THE PROBLEM: Retype each line exactly. Skip images.

TASK INPUT:
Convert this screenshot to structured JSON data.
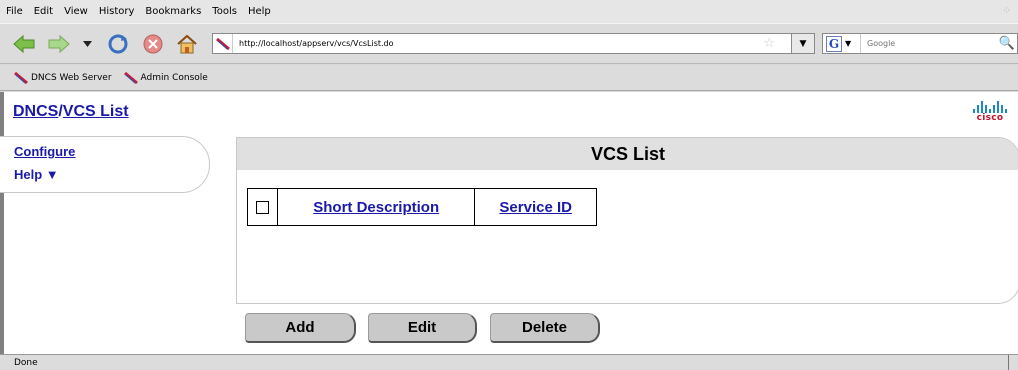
{
  "menubar": {
    "items": [
      "File",
      "Edit",
      "View",
      "History",
      "Bookmarks",
      "Tools",
      "Help"
    ]
  },
  "navbar": {
    "url": "http://localhost/appserv/vcs/VcsList.do",
    "search_placeholder": "Google",
    "search_engine_icon": "google-g-icon"
  },
  "bookmarks": [
    {
      "label": "DNCS Web Server",
      "icon": "feather-icon"
    },
    {
      "label": "Admin Console",
      "icon": "feather-icon"
    }
  ],
  "page": {
    "breadcrumb": {
      "part1": "DNCS",
      "separator": "/",
      "part2": "VCS List"
    },
    "logo_text": "cisco",
    "side_nav": {
      "configure": "Configure",
      "help": "Help ▼"
    },
    "main_title": "VCS List",
    "table": {
      "columns": [
        "Short Description",
        "Service ID"
      ]
    },
    "buttons": {
      "add": "Add",
      "edit": "Edit",
      "delete": "Delete"
    }
  },
  "status": {
    "text": "Done"
  },
  "colors": {
    "link": "#1a1aaa",
    "cisco_blue": "#1b89c6",
    "cisco_red": "#c3122f",
    "panel_bar": "#e0e0e0"
  }
}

WRITTEN RESPONSE:
Convert this screenshot to structured JSON data.
{
  "menubar": {
    "items": [
      "File",
      "Edit",
      "View",
      "History",
      "Bookmarks",
      "Tools",
      "Help"
    ]
  },
  "navbar": {
    "url": "http://localhost/appserv/vcs/VcsList.do",
    "search_placeholder": "Google",
    "search_engine_icon": "google-g-icon"
  },
  "bookmarks": [
    {
      "label": "DNCS Web Server",
      "icon": "feather-icon"
    },
    {
      "label": "Admin Console",
      "icon": "feather-icon"
    }
  ],
  "page": {
    "breadcrumb": {
      "part1": "DNCS",
      "separator": "/",
      "part2": "VCS List"
    },
    "logo_text": "cisco",
    "side_nav": {
      "configure": "Configure",
      "help": "Help ▼"
    },
    "main_title": "VCS List",
    "table": {
      "columns": [
        "Short Description",
        "Service ID"
      ]
    },
    "buttons": {
      "add": "Add",
      "edit": "Edit",
      "delete": "Delete"
    }
  },
  "status": {
    "text": "Done"
  },
  "colors": {
    "link": "#1a1aaa",
    "cisco_blue": "#1b89c6",
    "cisco_red": "#c3122f",
    "panel_bar": "#e0e0e0"
  }
}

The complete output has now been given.